### SOURCE MATERIAL
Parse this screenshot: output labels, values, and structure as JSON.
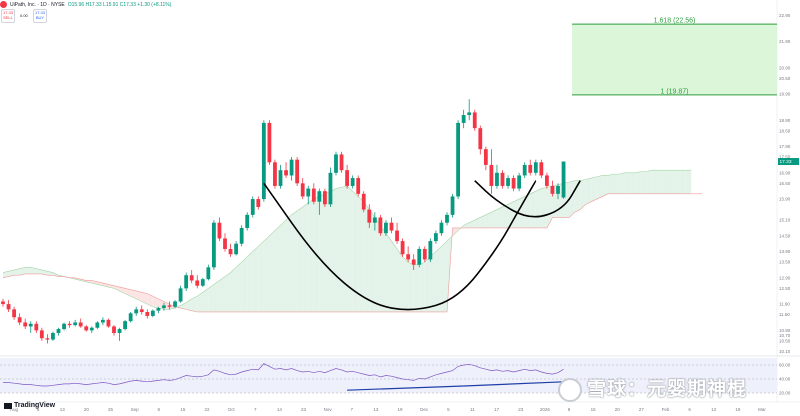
{
  "header": {
    "symbol": "UiPath, Inc. · 1D · NYSE",
    "ohlc": "O15.96 H17.33 L15.91 C17.33 +1.30 (+8.11%)",
    "sell_price": "17.33",
    "sell_label": "SELL",
    "spread": "0.00",
    "buy_price": "17.33",
    "buy_label": "BUY"
  },
  "branding": {
    "tradingview": "TradingView",
    "watermark": "雪球：元婴期神棍"
  },
  "colors": {
    "up": "#089981",
    "down": "#f23645",
    "cloud_bull": "#e3f3e9",
    "cloud_bear": "#fbe5e4",
    "fib": "#2e9e3e",
    "fib_fill": "#d6f5d3",
    "cup_line": "#000000",
    "indicator_line": "#1e3fa8"
  },
  "chart_data": {
    "type": "candlestick",
    "symbol": "UiPath, Inc.",
    "interval": "1D",
    "exchange": "NYSE",
    "price_axis": {
      "ticks": [
        "22.90",
        "21.90",
        "20.90",
        "20.50",
        "19.90",
        "18.90",
        "18.50",
        "17.90",
        "17.50",
        "16.90",
        "16.50",
        "15.90",
        "15.10",
        "14.50",
        "13.90",
        "13.50",
        "12.90",
        "12.50",
        "11.90",
        "11.50",
        "10.90",
        "10.70",
        "10.50",
        "10.10"
      ],
      "ylim": [
        10.0,
        23.1
      ]
    },
    "time_axis": {
      "ticks": [
        "Aug",
        "6",
        "13",
        "20",
        "25",
        "Sep",
        "8",
        "15",
        "22",
        "Oct",
        "7",
        "14",
        "23",
        "Nov",
        "7",
        "13",
        "19",
        "Dec",
        "5",
        "11",
        "17",
        "23",
        "2026",
        "8",
        "15",
        "20",
        "27",
        "Feb",
        "6",
        "12",
        "19",
        "Mar"
      ]
    },
    "candles": [
      [
        12.0,
        12.1,
        11.8,
        11.9
      ],
      [
        11.9,
        12.05,
        11.6,
        11.7
      ],
      [
        11.7,
        11.8,
        11.3,
        11.4
      ],
      [
        11.4,
        11.55,
        11.1,
        11.2
      ],
      [
        11.2,
        11.35,
        10.95,
        11.05
      ],
      [
        11.05,
        11.25,
        10.8,
        11.15
      ],
      [
        11.15,
        11.25,
        10.8,
        10.9
      ],
      [
        10.9,
        11.0,
        10.5,
        10.6
      ],
      [
        10.6,
        10.75,
        10.4,
        10.55
      ],
      [
        10.55,
        10.85,
        10.5,
        10.8
      ],
      [
        10.8,
        11.0,
        10.7,
        10.95
      ],
      [
        10.95,
        11.2,
        10.9,
        11.15
      ],
      [
        11.15,
        11.25,
        11.0,
        11.1
      ],
      [
        11.1,
        11.3,
        11.05,
        11.2
      ],
      [
        11.2,
        11.35,
        11.0,
        11.05
      ],
      [
        11.05,
        11.1,
        10.85,
        10.9
      ],
      [
        10.9,
        11.05,
        10.8,
        11.0
      ],
      [
        11.0,
        11.25,
        10.95,
        11.2
      ],
      [
        11.2,
        11.4,
        11.1,
        11.3
      ],
      [
        11.3,
        11.35,
        11.0,
        11.05
      ],
      [
        11.05,
        11.1,
        10.7,
        10.8
      ],
      [
        10.8,
        11.0,
        10.5,
        10.95
      ],
      [
        10.95,
        11.3,
        10.9,
        11.25
      ],
      [
        11.25,
        11.6,
        11.2,
        11.55
      ],
      [
        11.55,
        11.8,
        11.45,
        11.7
      ],
      [
        11.7,
        11.85,
        11.5,
        11.6
      ],
      [
        11.6,
        11.7,
        11.35,
        11.45
      ],
      [
        11.45,
        11.7,
        11.4,
        11.65
      ],
      [
        11.65,
        11.8,
        11.55,
        11.75
      ],
      [
        11.75,
        11.95,
        11.65,
        11.85
      ],
      [
        11.85,
        12.0,
        11.7,
        11.8
      ],
      [
        11.8,
        12.05,
        11.75,
        12.0
      ],
      [
        12.0,
        12.6,
        11.95,
        12.5
      ],
      [
        12.5,
        13.1,
        12.4,
        13.0
      ],
      [
        13.0,
        13.2,
        12.7,
        12.8
      ],
      [
        12.8,
        13.0,
        12.5,
        12.6
      ],
      [
        12.6,
        12.9,
        12.55,
        12.85
      ],
      [
        12.85,
        13.4,
        12.8,
        13.3
      ],
      [
        13.3,
        15.1,
        13.2,
        15.0
      ],
      [
        15.0,
        15.2,
        14.3,
        14.4
      ],
      [
        14.4,
        14.6,
        13.9,
        14.0
      ],
      [
        14.0,
        14.2,
        13.7,
        13.8
      ],
      [
        13.8,
        14.3,
        13.75,
        14.2
      ],
      [
        14.2,
        14.9,
        14.1,
        14.8
      ],
      [
        14.8,
        15.4,
        14.7,
        15.3
      ],
      [
        15.3,
        16.0,
        15.2,
        15.9
      ],
      [
        15.9,
        16.0,
        15.5,
        15.6
      ],
      [
        15.9,
        18.9,
        15.8,
        18.8
      ],
      [
        18.8,
        18.9,
        17.2,
        17.3
      ],
      [
        17.3,
        17.4,
        16.3,
        16.4
      ],
      [
        16.4,
        17.2,
        16.3,
        17.0
      ],
      [
        17.0,
        17.3,
        16.7,
        16.8
      ],
      [
        16.8,
        17.5,
        16.6,
        17.4
      ],
      [
        17.4,
        17.5,
        16.4,
        16.5
      ],
      [
        16.5,
        16.7,
        15.9,
        16.0
      ],
      [
        16.0,
        16.4,
        15.7,
        16.3
      ],
      [
        16.3,
        16.5,
        15.7,
        15.8
      ],
      [
        15.8,
        16.3,
        15.3,
        16.2
      ],
      [
        16.2,
        16.3,
        15.6,
        15.7
      ],
      [
        15.7,
        17.1,
        15.6,
        16.9
      ],
      [
        16.9,
        17.7,
        16.8,
        17.6
      ],
      [
        17.6,
        17.7,
        16.9,
        17.0
      ],
      [
        17.0,
        17.2,
        16.3,
        16.4
      ],
      [
        16.4,
        16.8,
        16.3,
        16.7
      ],
      [
        16.7,
        16.8,
        16.0,
        16.1
      ],
      [
        16.1,
        16.2,
        15.4,
        15.5
      ],
      [
        15.5,
        15.7,
        14.8,
        15.0
      ],
      [
        15.0,
        15.4,
        14.7,
        15.2
      ],
      [
        15.2,
        15.3,
        14.5,
        14.6
      ],
      [
        14.6,
        15.1,
        14.5,
        15.0
      ],
      [
        15.0,
        15.2,
        14.6,
        14.7
      ],
      [
        14.7,
        15.0,
        14.2,
        14.3
      ],
      [
        14.3,
        14.4,
        13.7,
        13.8
      ],
      [
        13.8,
        14.1,
        13.5,
        13.6
      ],
      [
        13.6,
        13.8,
        13.2,
        13.4
      ],
      [
        13.4,
        14.1,
        13.3,
        14.0
      ],
      [
        14.0,
        14.1,
        13.5,
        13.6
      ],
      [
        13.6,
        14.4,
        13.5,
        14.3
      ],
      [
        14.3,
        14.7,
        14.2,
        14.6
      ],
      [
        14.6,
        15.1,
        14.5,
        15.0
      ],
      [
        15.0,
        15.4,
        14.9,
        15.3
      ],
      [
        15.3,
        16.1,
        15.2,
        16.0
      ],
      [
        16.0,
        18.9,
        15.9,
        18.8
      ],
      [
        18.8,
        19.3,
        18.6,
        19.1
      ],
      [
        19.1,
        19.7,
        18.9,
        19.2
      ],
      [
        19.2,
        19.3,
        18.5,
        18.6
      ],
      [
        18.6,
        18.7,
        17.6,
        17.8
      ],
      [
        17.8,
        17.9,
        17.0,
        17.2
      ],
      [
        17.2,
        17.8,
        16.1,
        16.4
      ],
      [
        16.4,
        17.2,
        16.3,
        16.9
      ],
      [
        16.9,
        17.0,
        16.3,
        16.4
      ],
      [
        16.4,
        16.8,
        16.3,
        16.7
      ],
      [
        16.7,
        16.8,
        16.2,
        16.3
      ],
      [
        16.3,
        16.9,
        16.2,
        16.8
      ],
      [
        16.8,
        17.3,
        16.7,
        17.2
      ],
      [
        17.2,
        17.4,
        16.8,
        16.9
      ],
      [
        16.9,
        17.4,
        16.8,
        17.3
      ],
      [
        17.3,
        17.4,
        16.7,
        16.8
      ],
      [
        16.8,
        16.9,
        16.3,
        16.4
      ],
      [
        16.4,
        16.6,
        16.0,
        16.1
      ],
      [
        16.1,
        16.5,
        15.9,
        16.4
      ],
      [
        15.96,
        17.33,
        15.91,
        17.33
      ]
    ],
    "ichimoku_cloud": {
      "span_a": [
        13.1,
        13.15,
        13.2,
        13.25,
        13.3,
        13.3,
        13.25,
        13.2,
        13.15,
        13.1,
        13.0,
        12.95,
        12.9,
        12.85,
        12.8,
        12.75,
        12.7,
        12.65,
        12.6,
        12.55,
        12.5,
        12.4,
        12.3,
        12.2,
        12.1,
        12.0,
        11.9,
        11.8,
        11.75,
        11.7,
        11.7,
        11.75,
        11.85,
        11.95,
        12.1,
        12.2,
        12.35,
        12.5,
        12.65,
        12.8,
        12.95,
        13.1,
        13.3,
        13.5,
        13.7,
        13.9,
        14.1,
        14.3,
        14.5,
        14.7,
        14.9,
        15.1,
        15.3,
        15.45,
        15.6,
        15.75,
        15.9,
        16.0,
        16.1,
        16.2,
        16.3,
        16.35,
        16.4,
        16.2,
        16.0,
        15.8,
        15.5,
        15.2,
        14.9,
        14.6,
        14.3,
        14.0,
        13.7,
        13.5,
        13.4,
        13.4,
        13.5,
        13.7,
        13.9,
        14.1,
        14.3,
        14.5,
        14.7,
        14.9,
        15.0,
        15.1,
        15.2,
        15.3,
        15.4,
        15.5,
        15.6,
        15.7,
        15.8,
        15.9,
        16.0,
        16.1,
        16.2,
        16.3,
        16.35,
        16.4,
        16.45,
        16.5,
        16.55,
        16.6,
        16.6,
        16.65,
        16.7,
        16.75,
        16.8,
        16.8,
        16.85,
        16.85,
        16.9,
        16.9,
        16.9,
        16.95,
        16.95,
        17.0,
        17.0,
        17.0,
        17.0,
        17.0,
        17.0,
        17.0,
        17.0
      ],
      "span_b": [
        12.9,
        12.95,
        13.0,
        13.0,
        13.05,
        13.05,
        13.05,
        13.05,
        13.0,
        13.0,
        12.95,
        12.95,
        12.9,
        12.9,
        12.85,
        12.8,
        12.8,
        12.75,
        12.7,
        12.65,
        12.6,
        12.55,
        12.5,
        12.45,
        12.4,
        12.35,
        12.3,
        12.2,
        12.1,
        12.0,
        11.9,
        11.8,
        11.75,
        11.7,
        11.65,
        11.6,
        11.6,
        11.6,
        11.6,
        11.6,
        11.6,
        11.6,
        11.6,
        11.6,
        11.6,
        11.6,
        11.6,
        11.6,
        11.6,
        11.6,
        11.6,
        11.6,
        11.6,
        11.6,
        11.6,
        11.6,
        11.6,
        11.6,
        11.6,
        11.6,
        11.6,
        11.6,
        11.6,
        11.6,
        11.6,
        11.6,
        11.6,
        11.6,
        11.6,
        11.6,
        11.6,
        11.6,
        11.6,
        11.6,
        11.6,
        11.6,
        11.6,
        11.6,
        11.6,
        11.6,
        11.6,
        14.8,
        14.8,
        14.8,
        14.8,
        14.8,
        14.8,
        14.8,
        14.8,
        14.8,
        14.8,
        14.8,
        14.8,
        14.8,
        14.8,
        14.8,
        14.8,
        14.8,
        14.8,
        15.2,
        15.2,
        15.2,
        15.2,
        15.4,
        15.5,
        15.7,
        15.8,
        15.9,
        16.0,
        16.1,
        16.1,
        16.1,
        16.1,
        16.1,
        16.1,
        16.1,
        16.1,
        16.1,
        16.1,
        16.1,
        16.1,
        16.1,
        16.1,
        16.1,
        16.1,
        16.1,
        16.1
      ]
    },
    "cup_pattern": [
      {
        "x": 47,
        "y": 16.5
      },
      {
        "x": 57,
        "y": 13.5
      },
      {
        "x": 66,
        "y": 11.9
      },
      {
        "x": 74,
        "y": 11.6
      },
      {
        "x": 82,
        "y": 12.1
      },
      {
        "x": 89,
        "y": 14.0
      },
      {
        "x": 93,
        "y": 15.5
      },
      {
        "x": 96,
        "y": 16.6
      }
    ],
    "handle_pattern": [
      {
        "x": 85,
        "y": 16.6
      },
      {
        "x": 89,
        "y": 15.8
      },
      {
        "x": 95,
        "y": 15.1
      },
      {
        "x": 101,
        "y": 15.5
      },
      {
        "x": 104,
        "y": 16.6
      }
    ],
    "fibonacci": [
      {
        "label": "1.618 (22.56)",
        "level": 22.56
      },
      {
        "label": "1 (19.87)",
        "level": 19.87
      }
    ],
    "indicator": {
      "axis_labels": [
        "40.00",
        "60.00",
        "20.00"
      ],
      "values": [
        35,
        35,
        34,
        33,
        32,
        32,
        31,
        30,
        30,
        31,
        32,
        33,
        33,
        34,
        33,
        32,
        33,
        34,
        35,
        34,
        32,
        33,
        35,
        37,
        38,
        37,
        36,
        37,
        38,
        39,
        38,
        39,
        42,
        45,
        44,
        43,
        44,
        46,
        53,
        51,
        48,
        46,
        47,
        50,
        52,
        54,
        53,
        62,
        58,
        54,
        55,
        53,
        55,
        52,
        50,
        51,
        49,
        51,
        49,
        52,
        55,
        53,
        50,
        51,
        49,
        47,
        45,
        46,
        43,
        45,
        44,
        42,
        40,
        39,
        38,
        41,
        40,
        43,
        46,
        48,
        50,
        52,
        58,
        60,
        61,
        59,
        56,
        54,
        52,
        53,
        51,
        52,
        50,
        52,
        54,
        52,
        53,
        50,
        48,
        47,
        49,
        54
      ],
      "ylim": [
        20,
        70
      ]
    }
  }
}
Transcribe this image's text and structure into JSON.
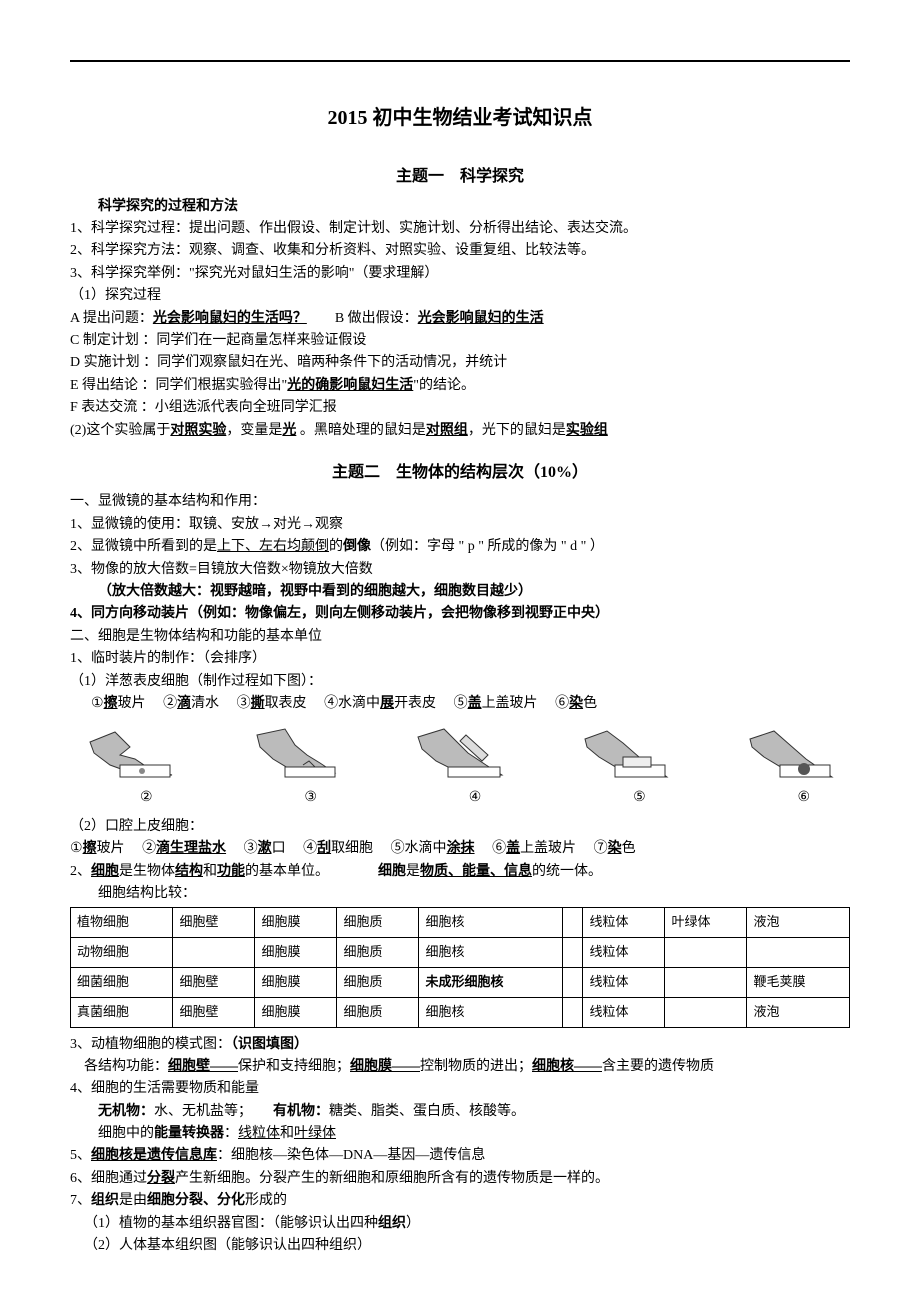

### EXERCISE GOAL
Work out how many lines in the entries hold the string "values". Your answer should consist solely of that number.

### RESPONSE TO THIS EXERCISE
2